Recorded data:
────

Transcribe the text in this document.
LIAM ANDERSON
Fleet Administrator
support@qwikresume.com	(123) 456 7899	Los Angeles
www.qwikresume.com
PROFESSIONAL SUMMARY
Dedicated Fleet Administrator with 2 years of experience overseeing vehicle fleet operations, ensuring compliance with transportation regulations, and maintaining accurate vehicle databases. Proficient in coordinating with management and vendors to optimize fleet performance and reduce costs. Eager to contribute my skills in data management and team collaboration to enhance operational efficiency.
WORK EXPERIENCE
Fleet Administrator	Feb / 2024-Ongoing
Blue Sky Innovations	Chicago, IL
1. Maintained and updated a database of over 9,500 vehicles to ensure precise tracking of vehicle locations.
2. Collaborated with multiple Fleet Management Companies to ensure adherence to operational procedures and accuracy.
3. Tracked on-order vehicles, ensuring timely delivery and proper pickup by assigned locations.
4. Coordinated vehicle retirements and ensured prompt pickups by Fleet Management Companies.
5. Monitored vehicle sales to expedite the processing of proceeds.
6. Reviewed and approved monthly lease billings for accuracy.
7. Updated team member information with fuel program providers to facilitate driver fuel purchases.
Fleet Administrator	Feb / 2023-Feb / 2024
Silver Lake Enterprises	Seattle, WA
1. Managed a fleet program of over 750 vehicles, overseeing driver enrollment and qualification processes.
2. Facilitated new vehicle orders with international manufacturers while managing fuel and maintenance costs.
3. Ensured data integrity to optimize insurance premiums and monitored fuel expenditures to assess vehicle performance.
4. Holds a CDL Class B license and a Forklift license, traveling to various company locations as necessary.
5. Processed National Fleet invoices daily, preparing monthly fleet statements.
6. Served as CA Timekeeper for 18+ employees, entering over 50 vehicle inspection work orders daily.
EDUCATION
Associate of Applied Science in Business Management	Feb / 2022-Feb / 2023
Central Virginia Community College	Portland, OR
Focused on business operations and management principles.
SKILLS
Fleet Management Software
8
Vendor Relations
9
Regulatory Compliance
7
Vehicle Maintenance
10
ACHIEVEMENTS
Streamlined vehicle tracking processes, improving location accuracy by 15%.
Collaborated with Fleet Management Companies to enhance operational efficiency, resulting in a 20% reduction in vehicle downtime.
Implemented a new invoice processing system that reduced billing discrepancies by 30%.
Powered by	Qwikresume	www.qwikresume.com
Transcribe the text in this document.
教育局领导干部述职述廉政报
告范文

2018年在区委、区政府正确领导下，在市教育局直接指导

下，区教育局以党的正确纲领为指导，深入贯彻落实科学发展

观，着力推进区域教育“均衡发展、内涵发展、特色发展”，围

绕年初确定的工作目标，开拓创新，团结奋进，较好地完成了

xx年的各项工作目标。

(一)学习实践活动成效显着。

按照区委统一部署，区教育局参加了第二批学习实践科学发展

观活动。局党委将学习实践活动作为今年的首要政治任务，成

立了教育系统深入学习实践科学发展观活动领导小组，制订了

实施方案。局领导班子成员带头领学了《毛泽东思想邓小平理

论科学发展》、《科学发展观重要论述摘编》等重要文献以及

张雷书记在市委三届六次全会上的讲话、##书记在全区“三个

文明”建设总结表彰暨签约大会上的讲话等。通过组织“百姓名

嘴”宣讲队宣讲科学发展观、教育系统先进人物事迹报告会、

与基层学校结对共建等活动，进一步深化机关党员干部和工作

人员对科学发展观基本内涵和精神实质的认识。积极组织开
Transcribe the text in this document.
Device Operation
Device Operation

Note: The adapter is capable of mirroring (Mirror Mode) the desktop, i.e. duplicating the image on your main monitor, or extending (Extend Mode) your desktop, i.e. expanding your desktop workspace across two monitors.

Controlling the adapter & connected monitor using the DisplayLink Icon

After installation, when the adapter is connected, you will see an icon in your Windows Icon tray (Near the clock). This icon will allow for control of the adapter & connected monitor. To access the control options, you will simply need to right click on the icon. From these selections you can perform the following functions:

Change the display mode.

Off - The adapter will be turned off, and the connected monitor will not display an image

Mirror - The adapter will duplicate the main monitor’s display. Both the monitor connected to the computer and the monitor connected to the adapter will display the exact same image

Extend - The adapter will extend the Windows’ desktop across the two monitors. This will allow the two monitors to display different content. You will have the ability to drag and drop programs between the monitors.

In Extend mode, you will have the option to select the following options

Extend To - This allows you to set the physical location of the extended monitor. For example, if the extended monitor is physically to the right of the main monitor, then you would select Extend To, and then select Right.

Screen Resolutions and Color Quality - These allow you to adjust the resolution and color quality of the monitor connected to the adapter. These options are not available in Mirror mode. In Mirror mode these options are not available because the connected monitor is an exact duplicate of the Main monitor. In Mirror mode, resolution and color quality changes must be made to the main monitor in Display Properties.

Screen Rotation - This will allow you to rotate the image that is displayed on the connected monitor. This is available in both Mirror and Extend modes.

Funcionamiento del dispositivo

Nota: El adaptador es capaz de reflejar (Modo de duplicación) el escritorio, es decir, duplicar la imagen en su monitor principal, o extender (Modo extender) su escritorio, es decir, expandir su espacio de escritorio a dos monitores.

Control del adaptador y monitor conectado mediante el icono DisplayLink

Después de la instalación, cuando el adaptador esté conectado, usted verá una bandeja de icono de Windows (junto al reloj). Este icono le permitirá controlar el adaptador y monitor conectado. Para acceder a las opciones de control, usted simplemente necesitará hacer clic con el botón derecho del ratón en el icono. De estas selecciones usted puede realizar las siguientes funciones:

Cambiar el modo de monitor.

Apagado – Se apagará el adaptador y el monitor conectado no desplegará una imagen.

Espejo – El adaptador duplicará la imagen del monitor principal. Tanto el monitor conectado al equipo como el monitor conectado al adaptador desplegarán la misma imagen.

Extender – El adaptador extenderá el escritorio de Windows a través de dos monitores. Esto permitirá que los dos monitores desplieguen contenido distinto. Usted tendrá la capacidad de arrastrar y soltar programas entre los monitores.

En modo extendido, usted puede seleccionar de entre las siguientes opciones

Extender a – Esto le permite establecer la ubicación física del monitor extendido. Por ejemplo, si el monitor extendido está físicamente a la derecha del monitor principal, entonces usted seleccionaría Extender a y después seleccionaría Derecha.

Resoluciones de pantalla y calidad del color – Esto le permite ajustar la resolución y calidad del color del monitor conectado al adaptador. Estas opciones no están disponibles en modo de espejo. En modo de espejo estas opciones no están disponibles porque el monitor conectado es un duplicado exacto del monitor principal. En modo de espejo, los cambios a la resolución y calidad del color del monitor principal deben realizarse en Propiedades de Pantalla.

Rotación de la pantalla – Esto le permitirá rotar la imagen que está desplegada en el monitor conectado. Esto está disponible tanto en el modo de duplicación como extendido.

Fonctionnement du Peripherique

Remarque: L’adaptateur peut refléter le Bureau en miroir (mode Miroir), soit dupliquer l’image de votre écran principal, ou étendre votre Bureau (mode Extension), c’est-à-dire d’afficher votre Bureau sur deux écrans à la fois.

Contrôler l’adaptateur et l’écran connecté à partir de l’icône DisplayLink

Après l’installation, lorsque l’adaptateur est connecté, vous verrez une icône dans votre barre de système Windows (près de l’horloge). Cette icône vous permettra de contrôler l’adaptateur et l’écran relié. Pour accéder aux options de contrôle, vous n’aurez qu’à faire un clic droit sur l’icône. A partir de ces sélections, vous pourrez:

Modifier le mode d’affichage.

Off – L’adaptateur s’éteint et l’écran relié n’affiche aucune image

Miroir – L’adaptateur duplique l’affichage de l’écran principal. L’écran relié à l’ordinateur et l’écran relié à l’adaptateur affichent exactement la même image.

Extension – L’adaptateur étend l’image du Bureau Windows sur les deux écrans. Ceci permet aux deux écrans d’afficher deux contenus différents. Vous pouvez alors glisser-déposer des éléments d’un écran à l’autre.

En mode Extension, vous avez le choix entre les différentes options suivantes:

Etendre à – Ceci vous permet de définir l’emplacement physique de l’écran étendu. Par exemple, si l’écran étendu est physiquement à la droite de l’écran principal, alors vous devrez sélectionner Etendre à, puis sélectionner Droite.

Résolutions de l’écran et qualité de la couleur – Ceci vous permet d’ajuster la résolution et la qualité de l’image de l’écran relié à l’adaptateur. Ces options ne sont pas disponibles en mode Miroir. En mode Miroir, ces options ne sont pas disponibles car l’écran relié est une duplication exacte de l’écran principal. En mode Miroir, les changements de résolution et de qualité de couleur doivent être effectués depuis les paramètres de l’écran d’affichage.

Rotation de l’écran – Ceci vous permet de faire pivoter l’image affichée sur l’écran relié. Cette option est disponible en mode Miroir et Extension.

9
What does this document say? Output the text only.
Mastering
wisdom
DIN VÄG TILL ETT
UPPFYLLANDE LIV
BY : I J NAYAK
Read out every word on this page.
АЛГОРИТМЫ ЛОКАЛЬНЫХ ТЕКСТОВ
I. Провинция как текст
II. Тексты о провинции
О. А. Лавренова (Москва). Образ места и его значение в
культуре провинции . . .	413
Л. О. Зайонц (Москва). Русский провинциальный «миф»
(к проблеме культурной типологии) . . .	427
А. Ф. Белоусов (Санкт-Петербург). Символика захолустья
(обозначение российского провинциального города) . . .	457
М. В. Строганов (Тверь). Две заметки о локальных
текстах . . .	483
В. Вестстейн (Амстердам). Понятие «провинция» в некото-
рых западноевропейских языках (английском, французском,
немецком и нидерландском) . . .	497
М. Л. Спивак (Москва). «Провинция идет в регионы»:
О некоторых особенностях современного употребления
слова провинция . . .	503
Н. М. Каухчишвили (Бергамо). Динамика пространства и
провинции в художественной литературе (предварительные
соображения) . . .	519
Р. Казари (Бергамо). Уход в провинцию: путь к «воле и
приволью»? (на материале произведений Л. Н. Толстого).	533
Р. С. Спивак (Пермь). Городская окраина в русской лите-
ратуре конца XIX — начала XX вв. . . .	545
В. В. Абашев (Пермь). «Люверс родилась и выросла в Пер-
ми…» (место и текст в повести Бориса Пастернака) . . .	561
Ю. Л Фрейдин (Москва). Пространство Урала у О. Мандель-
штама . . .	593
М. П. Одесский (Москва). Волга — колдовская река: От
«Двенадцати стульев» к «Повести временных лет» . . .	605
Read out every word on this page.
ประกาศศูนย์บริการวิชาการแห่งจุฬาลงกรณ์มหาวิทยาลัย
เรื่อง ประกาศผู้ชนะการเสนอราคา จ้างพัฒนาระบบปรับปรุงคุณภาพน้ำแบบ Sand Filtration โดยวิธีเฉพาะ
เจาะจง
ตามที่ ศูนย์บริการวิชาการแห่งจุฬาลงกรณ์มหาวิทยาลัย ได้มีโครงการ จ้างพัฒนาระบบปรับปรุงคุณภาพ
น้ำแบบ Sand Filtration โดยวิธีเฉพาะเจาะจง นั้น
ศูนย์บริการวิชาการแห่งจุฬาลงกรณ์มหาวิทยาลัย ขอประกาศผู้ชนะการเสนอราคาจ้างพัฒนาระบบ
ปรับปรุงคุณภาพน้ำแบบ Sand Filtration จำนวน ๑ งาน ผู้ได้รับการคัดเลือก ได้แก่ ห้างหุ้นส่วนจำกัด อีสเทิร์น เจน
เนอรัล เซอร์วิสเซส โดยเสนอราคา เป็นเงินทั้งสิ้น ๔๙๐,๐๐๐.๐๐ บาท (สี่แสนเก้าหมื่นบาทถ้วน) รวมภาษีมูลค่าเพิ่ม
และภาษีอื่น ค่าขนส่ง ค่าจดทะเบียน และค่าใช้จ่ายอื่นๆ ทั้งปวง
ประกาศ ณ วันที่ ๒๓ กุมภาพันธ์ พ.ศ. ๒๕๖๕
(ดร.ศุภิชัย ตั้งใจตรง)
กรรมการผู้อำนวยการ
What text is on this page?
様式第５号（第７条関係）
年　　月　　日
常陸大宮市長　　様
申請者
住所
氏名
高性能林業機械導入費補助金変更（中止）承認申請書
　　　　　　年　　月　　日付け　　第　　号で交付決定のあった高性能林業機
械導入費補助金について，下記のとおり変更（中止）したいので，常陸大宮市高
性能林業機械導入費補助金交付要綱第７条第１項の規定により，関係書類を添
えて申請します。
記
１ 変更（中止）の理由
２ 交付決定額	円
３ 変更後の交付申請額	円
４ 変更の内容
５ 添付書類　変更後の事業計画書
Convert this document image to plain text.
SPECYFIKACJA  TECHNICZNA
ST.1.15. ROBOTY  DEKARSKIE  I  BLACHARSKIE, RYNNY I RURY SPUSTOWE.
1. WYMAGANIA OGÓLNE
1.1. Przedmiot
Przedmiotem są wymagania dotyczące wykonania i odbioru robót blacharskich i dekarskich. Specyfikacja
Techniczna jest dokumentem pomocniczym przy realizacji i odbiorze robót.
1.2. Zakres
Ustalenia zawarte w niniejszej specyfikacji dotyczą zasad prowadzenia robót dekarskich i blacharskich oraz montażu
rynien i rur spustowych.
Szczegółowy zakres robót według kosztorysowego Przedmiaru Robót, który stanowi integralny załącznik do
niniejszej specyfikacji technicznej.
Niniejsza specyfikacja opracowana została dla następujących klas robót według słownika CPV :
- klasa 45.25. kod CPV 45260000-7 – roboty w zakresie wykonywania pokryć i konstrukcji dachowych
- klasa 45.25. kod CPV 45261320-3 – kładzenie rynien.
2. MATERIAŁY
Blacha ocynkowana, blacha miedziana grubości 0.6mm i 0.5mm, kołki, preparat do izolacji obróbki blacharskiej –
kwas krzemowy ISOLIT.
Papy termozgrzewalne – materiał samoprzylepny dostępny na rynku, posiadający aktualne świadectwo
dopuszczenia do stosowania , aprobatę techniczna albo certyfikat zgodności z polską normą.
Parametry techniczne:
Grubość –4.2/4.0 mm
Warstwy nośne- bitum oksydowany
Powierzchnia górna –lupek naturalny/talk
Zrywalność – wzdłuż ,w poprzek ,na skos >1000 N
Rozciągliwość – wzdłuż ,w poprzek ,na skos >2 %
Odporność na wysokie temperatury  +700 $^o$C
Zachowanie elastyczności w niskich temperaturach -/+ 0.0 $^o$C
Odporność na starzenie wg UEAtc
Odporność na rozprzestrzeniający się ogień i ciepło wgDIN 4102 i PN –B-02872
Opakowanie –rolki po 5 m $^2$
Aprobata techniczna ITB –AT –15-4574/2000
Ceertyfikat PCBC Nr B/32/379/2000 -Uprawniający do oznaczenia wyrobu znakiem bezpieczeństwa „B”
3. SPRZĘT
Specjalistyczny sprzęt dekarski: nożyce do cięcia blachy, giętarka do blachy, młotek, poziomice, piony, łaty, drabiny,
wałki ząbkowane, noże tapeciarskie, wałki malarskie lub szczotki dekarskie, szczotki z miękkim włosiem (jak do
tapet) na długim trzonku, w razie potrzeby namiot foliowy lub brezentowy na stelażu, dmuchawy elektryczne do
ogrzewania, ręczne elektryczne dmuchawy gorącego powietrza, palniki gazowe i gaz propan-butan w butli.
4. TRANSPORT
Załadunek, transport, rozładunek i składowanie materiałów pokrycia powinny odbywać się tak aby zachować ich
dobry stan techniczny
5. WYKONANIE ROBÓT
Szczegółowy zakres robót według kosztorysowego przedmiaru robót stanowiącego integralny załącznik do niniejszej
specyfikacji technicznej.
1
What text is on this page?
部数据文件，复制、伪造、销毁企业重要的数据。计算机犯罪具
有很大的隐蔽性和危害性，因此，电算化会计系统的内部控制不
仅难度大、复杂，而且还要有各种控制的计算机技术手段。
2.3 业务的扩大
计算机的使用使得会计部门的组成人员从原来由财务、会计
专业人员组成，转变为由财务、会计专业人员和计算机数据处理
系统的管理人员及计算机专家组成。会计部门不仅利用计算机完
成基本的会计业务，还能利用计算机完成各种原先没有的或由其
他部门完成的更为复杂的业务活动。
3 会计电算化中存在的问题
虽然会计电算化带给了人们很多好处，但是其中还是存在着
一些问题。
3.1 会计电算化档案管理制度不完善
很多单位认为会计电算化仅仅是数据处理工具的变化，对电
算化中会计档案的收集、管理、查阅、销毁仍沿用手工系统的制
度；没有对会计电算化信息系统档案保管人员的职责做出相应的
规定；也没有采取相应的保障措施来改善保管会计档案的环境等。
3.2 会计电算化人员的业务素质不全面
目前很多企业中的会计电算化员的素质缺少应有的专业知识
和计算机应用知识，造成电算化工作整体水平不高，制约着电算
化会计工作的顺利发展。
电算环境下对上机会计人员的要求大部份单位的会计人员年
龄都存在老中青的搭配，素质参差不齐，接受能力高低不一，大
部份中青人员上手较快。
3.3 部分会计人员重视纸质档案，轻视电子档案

────

Requirement: Using the records given above, list every line that includes the word "blacharskich".

Task result:
Przedmiotem są wymagania dotyczące wykonania i odbioru robót blacharskich i dekarskich. Specyfikacja
Ustalenia zawarte w niniejszej specyfikacji dotyczą zasad prowadzenia robót dekarskich i blacharskich oraz montażu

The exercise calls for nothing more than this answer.